When anakinra clearance effect on disease progress on Day 7 was examined,
it was shown that for the patients with higher excretion rate, the ratio of patients
that did not appear with improved clinical condition on Day 7 to those who
appeared with clinical improvement on Day 7 was 1.68 times greater (OR: 1.68,
CI: 1.06 – 2.66) than the same ratio for the patients with lower anakinra
clearance. Correlation analysis between progress disease on Day 7 and clinical
outcome on Day 14 indicated that for patients who were not clinically improved
on Day 7 the ratio of patients who presented with SRF until Day 14 to those
who did not is 4.95 times greater (OR = 4.95, CI: 2.91 – 8.41, p < 0.001) than
the same ratio for the patients who were indeed clinically improved on Day 7.
Clinical improvement comparatively to baseline state was expressed as a
positive difference of SOFA scores for the Days 1 and 7 (SOFA1 – SOFA7 ≤ 0)

◆ Excerpted records
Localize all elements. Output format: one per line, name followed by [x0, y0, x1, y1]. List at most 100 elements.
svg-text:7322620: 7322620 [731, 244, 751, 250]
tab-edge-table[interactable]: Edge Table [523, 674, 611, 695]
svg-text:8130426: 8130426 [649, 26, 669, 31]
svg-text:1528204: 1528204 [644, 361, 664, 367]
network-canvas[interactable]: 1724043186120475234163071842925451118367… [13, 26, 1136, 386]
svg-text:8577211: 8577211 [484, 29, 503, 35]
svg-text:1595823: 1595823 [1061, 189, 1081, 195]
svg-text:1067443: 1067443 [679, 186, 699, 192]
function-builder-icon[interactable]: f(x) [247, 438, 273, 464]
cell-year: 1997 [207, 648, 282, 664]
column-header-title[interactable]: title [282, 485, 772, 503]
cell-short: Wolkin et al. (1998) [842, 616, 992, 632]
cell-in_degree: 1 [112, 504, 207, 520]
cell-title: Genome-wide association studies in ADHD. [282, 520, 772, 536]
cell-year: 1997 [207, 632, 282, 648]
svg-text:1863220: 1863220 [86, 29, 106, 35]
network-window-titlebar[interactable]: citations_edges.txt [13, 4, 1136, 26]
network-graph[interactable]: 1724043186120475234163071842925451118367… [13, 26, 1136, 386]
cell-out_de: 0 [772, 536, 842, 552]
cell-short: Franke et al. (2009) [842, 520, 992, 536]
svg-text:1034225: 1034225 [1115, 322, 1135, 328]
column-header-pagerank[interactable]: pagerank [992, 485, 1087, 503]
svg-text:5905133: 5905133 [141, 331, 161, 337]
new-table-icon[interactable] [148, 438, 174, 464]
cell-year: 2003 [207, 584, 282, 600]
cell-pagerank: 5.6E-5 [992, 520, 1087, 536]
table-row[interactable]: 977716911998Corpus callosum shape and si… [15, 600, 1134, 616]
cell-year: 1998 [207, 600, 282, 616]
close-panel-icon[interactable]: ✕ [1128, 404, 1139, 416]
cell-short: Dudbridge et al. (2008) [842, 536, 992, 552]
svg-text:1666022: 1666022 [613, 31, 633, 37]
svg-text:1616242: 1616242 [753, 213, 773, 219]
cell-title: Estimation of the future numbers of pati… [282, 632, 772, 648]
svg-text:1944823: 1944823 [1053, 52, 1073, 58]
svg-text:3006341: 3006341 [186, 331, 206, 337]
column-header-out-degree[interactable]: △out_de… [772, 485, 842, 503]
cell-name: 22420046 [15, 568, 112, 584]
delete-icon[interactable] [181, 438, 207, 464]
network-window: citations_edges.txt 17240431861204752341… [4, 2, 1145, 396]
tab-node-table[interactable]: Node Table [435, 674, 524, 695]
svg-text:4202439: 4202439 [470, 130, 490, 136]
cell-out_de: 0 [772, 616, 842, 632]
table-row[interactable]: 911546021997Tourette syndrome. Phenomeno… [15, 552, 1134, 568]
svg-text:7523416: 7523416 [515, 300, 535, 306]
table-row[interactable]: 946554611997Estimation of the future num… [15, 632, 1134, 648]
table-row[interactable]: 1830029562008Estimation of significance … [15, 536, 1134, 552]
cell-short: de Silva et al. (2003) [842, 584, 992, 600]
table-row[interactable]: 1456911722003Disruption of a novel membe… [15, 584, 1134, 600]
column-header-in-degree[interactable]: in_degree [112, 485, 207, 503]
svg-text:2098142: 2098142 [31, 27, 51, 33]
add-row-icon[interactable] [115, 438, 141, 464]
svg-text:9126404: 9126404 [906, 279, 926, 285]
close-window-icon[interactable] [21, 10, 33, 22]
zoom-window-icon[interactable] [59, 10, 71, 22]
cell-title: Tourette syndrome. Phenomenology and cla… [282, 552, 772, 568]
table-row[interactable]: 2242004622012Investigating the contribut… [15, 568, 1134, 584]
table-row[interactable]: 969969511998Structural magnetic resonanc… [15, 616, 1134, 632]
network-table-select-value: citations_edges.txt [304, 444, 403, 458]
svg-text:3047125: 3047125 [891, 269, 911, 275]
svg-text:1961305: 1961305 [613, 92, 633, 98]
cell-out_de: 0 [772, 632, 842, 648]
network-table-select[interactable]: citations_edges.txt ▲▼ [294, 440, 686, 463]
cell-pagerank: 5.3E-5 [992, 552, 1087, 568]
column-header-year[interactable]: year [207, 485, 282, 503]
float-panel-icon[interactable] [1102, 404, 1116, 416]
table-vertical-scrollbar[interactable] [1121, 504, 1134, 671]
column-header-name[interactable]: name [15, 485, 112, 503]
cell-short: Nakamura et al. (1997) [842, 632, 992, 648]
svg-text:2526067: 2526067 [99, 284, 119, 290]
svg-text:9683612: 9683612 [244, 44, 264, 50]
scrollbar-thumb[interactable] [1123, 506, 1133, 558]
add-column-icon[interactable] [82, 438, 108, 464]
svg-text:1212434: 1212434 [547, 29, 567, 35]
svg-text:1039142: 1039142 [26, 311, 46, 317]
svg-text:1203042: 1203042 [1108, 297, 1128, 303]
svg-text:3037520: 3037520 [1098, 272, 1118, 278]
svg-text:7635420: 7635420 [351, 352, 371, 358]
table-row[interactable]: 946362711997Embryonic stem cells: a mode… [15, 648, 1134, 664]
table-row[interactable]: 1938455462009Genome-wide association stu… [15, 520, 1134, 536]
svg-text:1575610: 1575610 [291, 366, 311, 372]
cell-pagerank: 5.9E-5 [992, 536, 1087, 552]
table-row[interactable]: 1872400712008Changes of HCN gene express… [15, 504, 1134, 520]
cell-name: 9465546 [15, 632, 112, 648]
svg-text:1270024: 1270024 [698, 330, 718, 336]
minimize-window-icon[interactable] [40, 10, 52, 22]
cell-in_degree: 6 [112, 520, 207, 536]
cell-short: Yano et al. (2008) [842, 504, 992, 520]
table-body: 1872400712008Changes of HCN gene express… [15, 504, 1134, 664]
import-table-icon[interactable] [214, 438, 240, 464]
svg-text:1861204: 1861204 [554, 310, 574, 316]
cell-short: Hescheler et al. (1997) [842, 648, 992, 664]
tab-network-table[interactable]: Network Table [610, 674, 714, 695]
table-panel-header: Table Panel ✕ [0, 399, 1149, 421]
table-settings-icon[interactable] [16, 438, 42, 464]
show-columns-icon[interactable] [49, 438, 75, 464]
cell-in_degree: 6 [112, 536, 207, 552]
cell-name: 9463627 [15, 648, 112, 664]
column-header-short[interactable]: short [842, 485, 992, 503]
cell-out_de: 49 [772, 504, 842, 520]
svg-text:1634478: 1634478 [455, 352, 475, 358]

◆ Required action A
Reproduce the part of the anakinra clearance passage between "When anakinra clearance" and "improved on Day 7.", inclusive.
◆ Required action B
For each statement, say yes or no according to the anakinra clearance passage, and quote the exact words that decide it. (i) Patients not clinically improved on Day 7 had an odds ratio of 4.95 for presenting with SRF by Day 14. (ii) For patients with a higher excretion rate, the ratio of non-improved to improved patients on Day 7 was 1.68 times smaller than for patients with lower anakinra clearance. (iii) The effect of anakinra clearance on disease progress was examined on Day 14.

◆ Task response A
When anakinra clearance effect on disease progress on Day 7 was examined,
it was shown that for the patients with higher excretion rate, the ratio of patients
that did not appear with improved clinical condition on Day 7 to those who
appeared with clinical improvement on Day 7 was 1.68 times greater (OR: 1.68,
CI: 1.06 – 2.66) than the same ratio for the patients with lower anakinra
clearance. Correlation analysis between progress disease on Day 7 and clinical
outcome on Day 14 indicated that for patients who were not clinically improved
on Day 7 the ratio of patients who presented with SRF until Day 14 to those
who did not is 4.95 times greater (OR = 4.95, CI: 2.91 – 8.41, p < 0.001) than
the same ratio for the patients who were indeed clinically improved on Day 7.

◆ Task response B
(i) Yes: "4.95 times greater (OR = 4.95, CI: 2.91 – 8.41, p < 0.001)"
(ii) No: "1.68 times greater"
(iii) No: "When anakinra clearance effect on disease progress on Day 7 was examined"